### Problem statement
Transcribe every line exactly. Leave the pictures behind.

Collected data entries:

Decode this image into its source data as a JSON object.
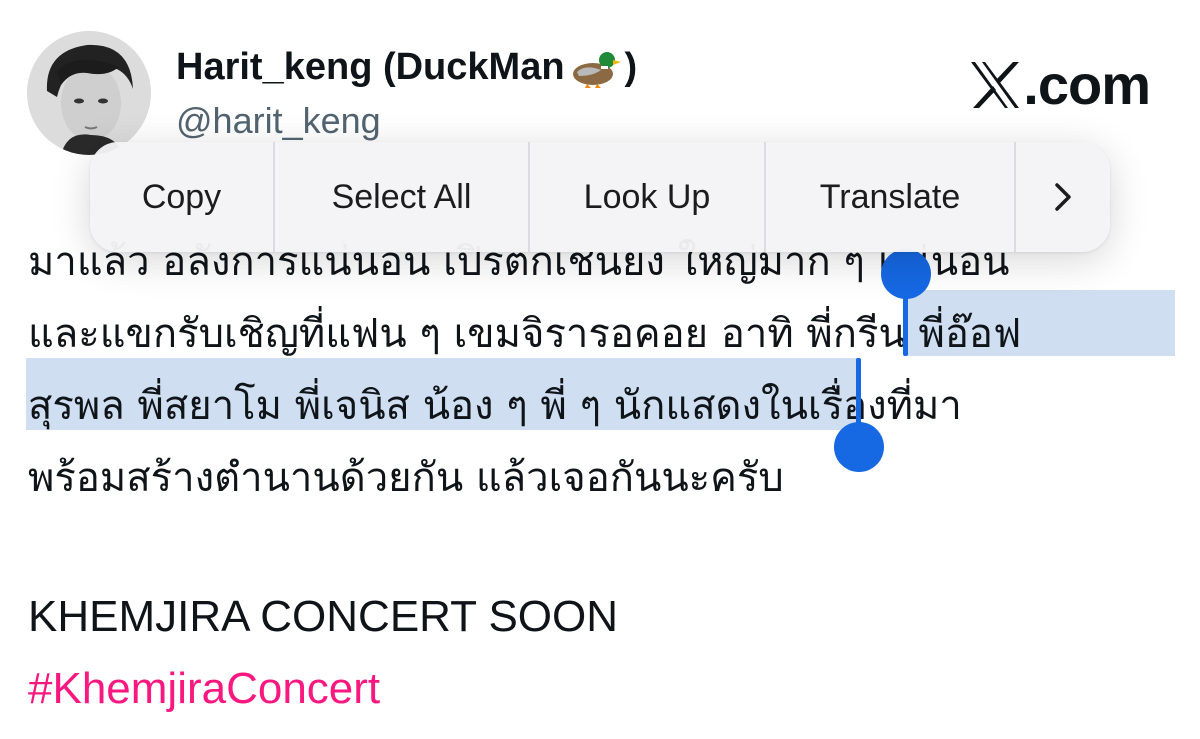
{
  "user": {
    "display_name": "Harit_keng (DuckMan",
    "display_name_close": ")",
    "handle": "@harit_keng",
    "avatar_icon": "profile-photo"
  },
  "brand": {
    "logo_icon": "x-logo-icon",
    "suffix": ".com"
  },
  "context_menu": {
    "copy": "Copy",
    "select_all": "Select All",
    "look_up": "Look Up",
    "translate": "Translate",
    "more_icon": "chevron-right-icon"
  },
  "tweet": {
    "line1": "มาแล้ว อลังการแน่นอน เปิรตกเชนยง ใหญ่มาก ๆ แน่นอน",
    "line2_before": "และแขกรับเชิญที่แฟน ๆ เขมจิรารอคอย  อาทิ ",
    "line2_selected": "พี่กรีน พี่อ๊อฟ",
    "line3_selected": "สุรพล พี่สยาโม พี่เจนิส น้อง ๆ พี่ ๆ นักแสดง",
    "line3_after": "ในเรื่องที่มา",
    "line4": "พร้อมสร้างตำนานด้วยกัน แล้วเจอกันนะครับ",
    "concert": "KHEMJIRA CONCERT SOON",
    "hashtag": "#KhemjiraConcert"
  },
  "colors": {
    "selection": "#5f91cd",
    "handle": "#1668e3",
    "hashtag": "#f91880"
  }
}
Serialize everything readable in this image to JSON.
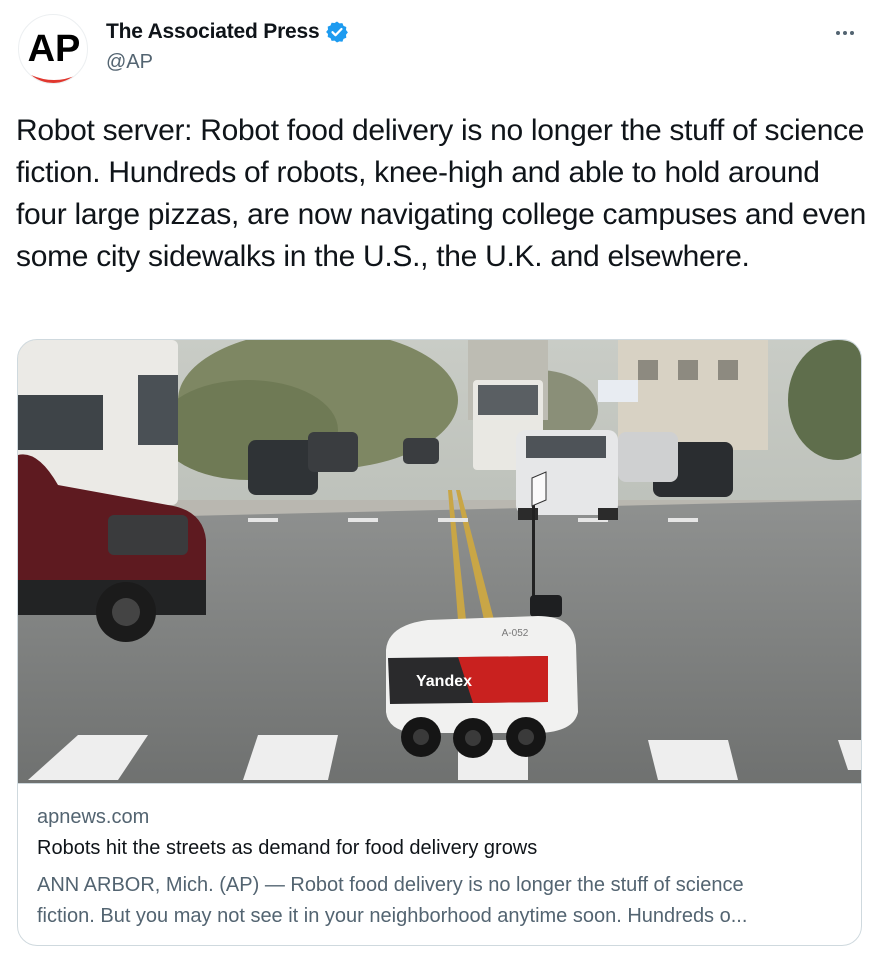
{
  "author": {
    "display_name": "The Associated Press",
    "handle": "@AP",
    "avatar_text": "AP",
    "verified": true,
    "verified_color": "#1d9bf0",
    "avatar_accent": "#e0372e"
  },
  "more_menu_icon": "more-horizontal-icon",
  "tweet": {
    "text": "Robot server: Robot food delivery is no longer the stuff of science fiction. Hundreds of robots, knee-high and able to hold around four large pizzas, are now navigating college campuses and even some city sidewalks in the U.S., the U.K. and elsewhere."
  },
  "card": {
    "image_text": "Yandex",
    "image_robot_id": "A-052",
    "domain": "apnews.com",
    "title": "Robots hit the streets as demand for food delivery grows",
    "description_line1": "ANN ARBOR, Mich. (AP) — Robot food delivery is no longer the stuff of science",
    "description_line2": "fiction. But you may not see it in your neighborhood anytime soon. Hundreds o..."
  }
}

### Answer to this exercise
Decode this image into its source data as a JSON object.
{
  "user": {
    "display_name": "Harit_keng (DuckMan",
    "display_name_close": ")",
    "handle": "@harit_keng",
    "avatar_icon": "profile-photo"
  },
  "brand": {
    "logo_icon": "x-logo-icon",
    "suffix": ".com"
  },
  "context_menu": {
    "copy": "Copy",
    "select_all": "Select All",
    "look_up": "Look Up",
    "translate": "Translate",
    "more_icon": "chevron-right-icon"
  },
  "tweet": {
    "line1": "มาแล้ว อลังการแน่นอน เปิรตกเชนยง ใหญ่มาก ๆ แน่นอน",
    "line2_before": "และแขกรับเชิญที่แฟน ๆ เขมจิรารอคอย  อาทิ ",
    "line2_selected": "พี่กรีน พี่อ๊อฟ",
    "line3_selected": "สุรพล พี่สยาโม พี่เจนิส น้อง ๆ พี่ ๆ นักแสดง",
    "line3_after": "ในเรื่องที่มา",
    "line4": "พร้อมสร้างตำนานด้วยกัน แล้วเจอกันนะครับ",
    "concert": "KHEMJIRA CONCERT SOON",
    "hashtag": "#KhemjiraConcert"
  },
  "colors": {
    "selection": "#5f91cd",
    "handle": "#1668e3",
    "hashtag": "#f91880"
  }
}
Serialize everything readable in this image to JSON.
{
  "author": {
    "display_name": "The Associated Press",
    "handle": "@AP",
    "avatar_text": "AP",
    "verified": true,
    "verified_color": "#1d9bf0",
    "avatar_accent": "#e0372e"
  },
  "more_menu_icon": "more-horizontal-icon",
  "tweet": {
    "text": "Robot server: Robot food delivery is no longer the stuff of science fiction. Hundreds of robots, knee-high and able to hold around four large pizzas, are now navigating college campuses and even some city sidewalks in the U.S., the U.K. and elsewhere."
  },
  "card": {
    "image_text": "Yandex",
    "image_robot_id": "A-052",
    "domain": "apnews.com",
    "title": "Robots hit the streets as demand for food delivery grows",
    "description_line1": "ANN ARBOR, Mich. (AP) — Robot food delivery is no longer the stuff of science",
    "description_line2": "fiction. But you may not see it in your neighborhood anytime soon. Hundreds o..."
  }
}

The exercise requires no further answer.